(Task brief):
Only a number is wanted. Count the lines holding the string "grid".

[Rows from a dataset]
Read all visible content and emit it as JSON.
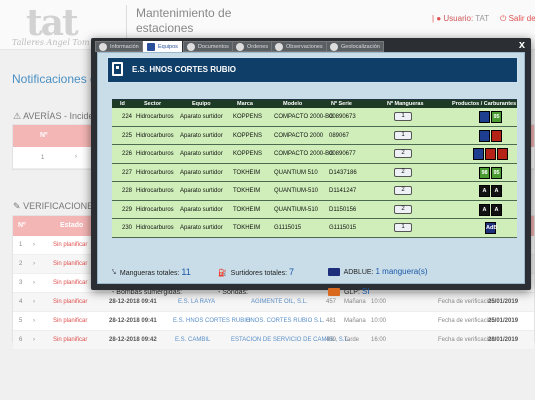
{
  "header": {
    "logo_mark": "tat",
    "logo_sub": "Talleres Angel Tom",
    "app_title": "Mantenimiento de estaciones",
    "user_label": "Usuario:",
    "user_value": "TAT",
    "exit_label": "Salir de"
  },
  "page": {
    "heading": "Notificaciones d",
    "averias_title": "AVERÍAS - Incide",
    "averias_col": "Nº",
    "averias_row_num": "1",
    "verif_title": "VERIFICACIONES",
    "verif_cols": [
      "Nº",
      "Estado"
    ],
    "verif_rows": [
      {
        "n": "1",
        "estado": "Sin planificar"
      },
      {
        "n": "2",
        "estado": "Sin planificar"
      },
      {
        "n": "3",
        "estado": "Sin planificar"
      },
      {
        "n": "4",
        "estado": "Sin planificar",
        "fecha": "28-12-2018 09:41",
        "estacion": "E.S. LA RAYA",
        "empresa": "AGIMENTE OIL, S.L.",
        "num": "457",
        "turno": "Mañana",
        "hora": "10:00",
        "verif_label": "Fecha de verificación:",
        "verif_fecha": "25/01/2019"
      },
      {
        "n": "5",
        "estado": "Sin planificar",
        "fecha": "28-12-2018 09:41",
        "estacion": "E.S. HNOS CORTES RUBIO",
        "empresa": "HNOS. CORTES RUBIO S.L.",
        "num": "481",
        "turno": "Mañana",
        "hora": "10:00",
        "verif_label": "Fecha de verificación:",
        "verif_fecha": "25/01/2019"
      },
      {
        "n": "6",
        "estado": "Sin planificar",
        "fecha": "28-12-2018 09:42",
        "estacion": "E.S. CAMBIL",
        "empresa": "ESTACION DE SERVICIO DE CAMBIL, S.L.",
        "num": "459",
        "turno": "Tarde",
        "hora": "16:00",
        "verif_label": "Fecha de verificación:",
        "verif_fecha": "28/01/2019"
      }
    ]
  },
  "modal": {
    "tabs": [
      {
        "label": "Información",
        "icon": "info-icon",
        "active": false
      },
      {
        "label": "Equipos",
        "icon": "pump-icon",
        "active": true
      },
      {
        "label": "Documentos",
        "icon": "document-icon",
        "active": false
      },
      {
        "label": "Ordenes",
        "icon": "wrench-icon",
        "active": false
      },
      {
        "label": "Observaciones",
        "icon": "document-icon",
        "active": false
      },
      {
        "label": "Geolocalización",
        "icon": "map-pin-icon",
        "active": false
      }
    ],
    "close_label": "x",
    "station_name": "E.S. HNOS CORTES RUBIO",
    "columns": [
      "Id",
      "Sector",
      "Equipo",
      "Marca",
      "Modelo",
      "Nº Serie",
      "Nº Mangueras",
      "Productos / Carburantes"
    ],
    "rows": [
      {
        "id": "224",
        "sector": "Hidrocarburos",
        "equipo": "Aparato surtidor",
        "marca": "KOPPENS",
        "modelo": "COMPACTO 2000-BG",
        "serie": "00890673",
        "mangueras": "1",
        "fuels": [
          {
            "color": "#1e3f8f",
            "text": ""
          },
          {
            "color": "#4a9a32",
            "text": "95"
          }
        ]
      },
      {
        "id": "225",
        "sector": "Hidrocarburos",
        "equipo": "Aparato surtidor",
        "marca": "KOPPENS",
        "modelo": "COMPACTO 2000",
        "serie": "089067",
        "mangueras": "1",
        "fuels": [
          {
            "color": "#1e3f8f",
            "text": ""
          },
          {
            "color": "#b52318",
            "text": ""
          }
        ]
      },
      {
        "id": "226",
        "sector": "Hidrocarburos",
        "equipo": "Aparato surtidor",
        "marca": "KOPPENS",
        "modelo": "COMPACTO 2000-BG",
        "serie": "00890677",
        "mangueras": "2",
        "fuels": [
          {
            "color": "#1e3f8f",
            "text": ""
          },
          {
            "color": "#b52318",
            "text": ""
          },
          {
            "color": "#b52318",
            "text": ""
          }
        ]
      },
      {
        "id": "227",
        "sector": "Hidrocarburos",
        "equipo": "Aparato surtidor",
        "marca": "TOKHEIM",
        "modelo": "QUANTIUM 510",
        "serie": "D1437186",
        "mangueras": "2",
        "fuels": [
          {
            "color": "#4a9a32",
            "text": "98"
          },
          {
            "color": "#4a9a32",
            "text": "95"
          }
        ]
      },
      {
        "id": "228",
        "sector": "Hidrocarburos",
        "equipo": "Aparato surtidor",
        "marca": "TOKHEIM",
        "modelo": "QUANTIUM-510",
        "serie": "D1141247",
        "mangueras": "2",
        "fuels": [
          {
            "color": "#111111",
            "text": "A"
          },
          {
            "color": "#111111",
            "text": "A"
          }
        ]
      },
      {
        "id": "229",
        "sector": "Hidrocarburos",
        "equipo": "Aparato surtidor",
        "marca": "TOKHEIM",
        "modelo": "QUANTIUM-510",
        "serie": "D1150156",
        "mangueras": "2",
        "fuels": [
          {
            "color": "#111111",
            "text": "A"
          },
          {
            "color": "#111111",
            "text": "A"
          }
        ]
      },
      {
        "id": "230",
        "sector": "Hidrocarburos",
        "equipo": "Aparato surtidor",
        "marca": "TOKHEIM",
        "modelo": "G1115015",
        "serie": "G1115015",
        "mangueras": "1",
        "fuels": [
          {
            "color": "#1d2f7a",
            "text": "AdB"
          }
        ]
      }
    ],
    "summary": {
      "mangueras_label": "Mangueras totales:",
      "mangueras_value": "11",
      "surtidores_label": "Surtidores totales:",
      "surtidores_value": "7",
      "adblue_label": "ADBLUE:",
      "adblue_value": "1 manguera(s)",
      "bombas_label": "- Bombas sumergidas:",
      "sondas_label": "- Sondas:",
      "glp_label": "GLP:",
      "glp_value": "SI"
    }
  }
}
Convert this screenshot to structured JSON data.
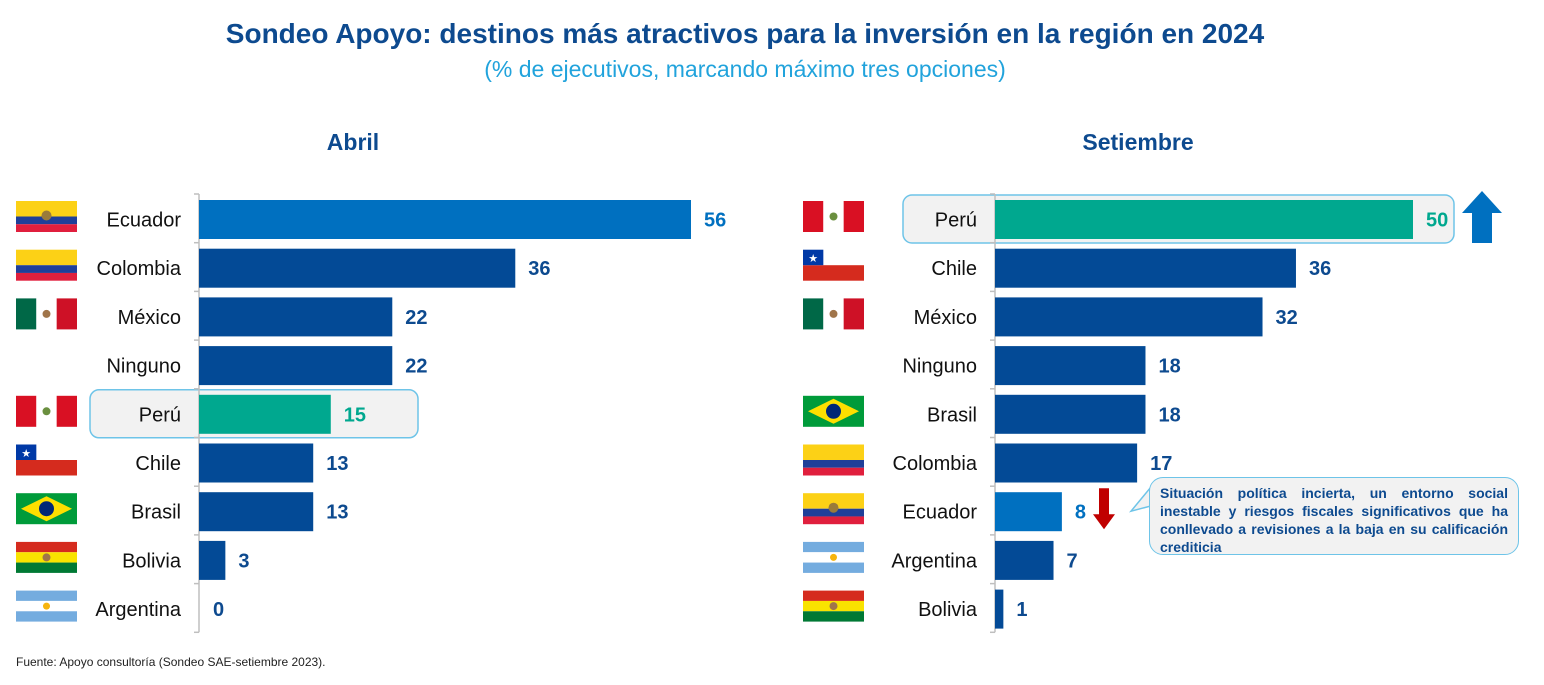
{
  "header": {
    "title": "Sondeo Apoyo: destinos más atractivos para la inversión en la región en 2024",
    "subtitle": "(% de ejecutivos, marcando máximo tres opciones)"
  },
  "colors": {
    "title": "#0d4a8f",
    "subtitle": "#21a3dc",
    "bar_default": "#034a96",
    "bar_ecuador": "#0070c0",
    "bar_peru": "#00a88f",
    "arrow_up": "#0070c0",
    "arrow_down": "#c00000",
    "highlight_border": "#6ec4e8",
    "highlight_fill": "#f2f2f2"
  },
  "chart_data": [
    {
      "type": "bar",
      "orientation": "horizontal",
      "title": "Abril",
      "categories": [
        "Ecuador",
        "Colombia",
        "México",
        "Ninguno",
        "Perú",
        "Chile",
        "Brasil",
        "Bolivia",
        "Argentina"
      ],
      "values": [
        56,
        36,
        22,
        22,
        15,
        13,
        13,
        3,
        0
      ],
      "flags": [
        "ecuador",
        "colombia",
        "mexico",
        null,
        "peru",
        "chile",
        "brasil",
        "bolivia",
        "argentina"
      ],
      "highlight": "Perú",
      "xlim": [
        0,
        56
      ],
      "xlabel": "",
      "ylabel": "",
      "grid": false
    },
    {
      "type": "bar",
      "orientation": "horizontal",
      "title": "Setiembre",
      "categories": [
        "Perú",
        "Chile",
        "México",
        "Ninguno",
        "Brasil",
        "Colombia",
        "Ecuador",
        "Argentina",
        "Bolivia"
      ],
      "values": [
        50,
        36,
        32,
        18,
        18,
        17,
        8,
        7,
        1
      ],
      "flags": [
        "peru",
        "chile",
        "mexico",
        null,
        "brasil",
        "colombia",
        "ecuador",
        "argentina",
        "bolivia"
      ],
      "highlight": "Perú",
      "annotations": [
        {
          "category": "Perú",
          "marker": "arrow-up"
        },
        {
          "category": "Ecuador",
          "marker": "arrow-down",
          "callout": "Situación política incierta, un entorno social inestable y riesgos fiscales significativos que ha conllevado a revisiones a la baja en su calificación crediticia"
        }
      ],
      "xlim": [
        0,
        56
      ],
      "xlabel": "",
      "ylabel": "",
      "grid": false
    }
  ],
  "footer": {
    "source": "Fuente: Apoyo consultoría (Sondeo SAE-setiembre 2023)."
  }
}
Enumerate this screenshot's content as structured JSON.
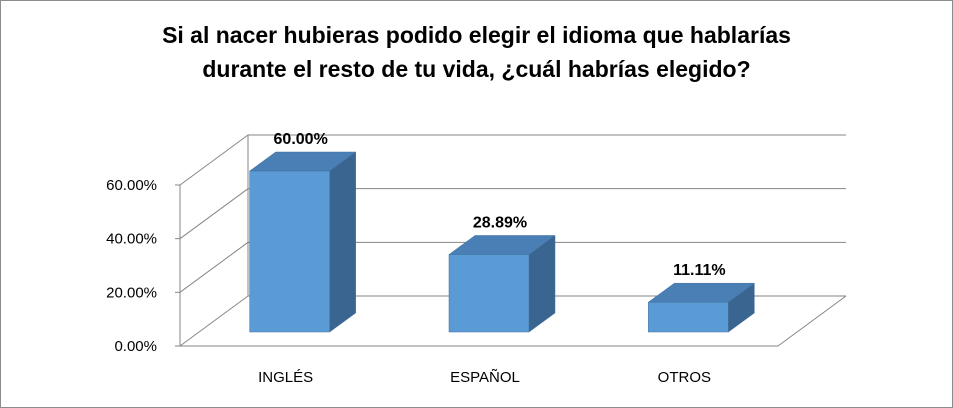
{
  "chart_data": {
    "type": "bar",
    "style": "3d-column",
    "title_lines": [
      "Si al nacer hubieras podido elegir el idioma que hablarías",
      "durante el resto de tu vida, ¿cuál habrías elegido?"
    ],
    "categories": [
      "INGLÉS",
      "ESPAÑOL",
      "OTROS"
    ],
    "values": [
      60.0,
      28.89,
      11.11
    ],
    "data_labels": [
      "60.00%",
      "28.89%",
      "11.11%"
    ],
    "y_ticks": [
      0,
      20,
      40,
      60
    ],
    "y_tick_labels": [
      "0.00%",
      "20.00%",
      "40.00%",
      "60.00%"
    ],
    "ylim": [
      0,
      60
    ],
    "value_unit": "%",
    "grid": true,
    "legend": false,
    "colors": {
      "bar_front": "#5b9bd5",
      "bar_top": "#4a7fb5",
      "bar_side": "#3a6590",
      "bar_edge": "#41719c",
      "grid": "#868686",
      "frame": "#8c8c8c"
    }
  }
}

(Written response):
4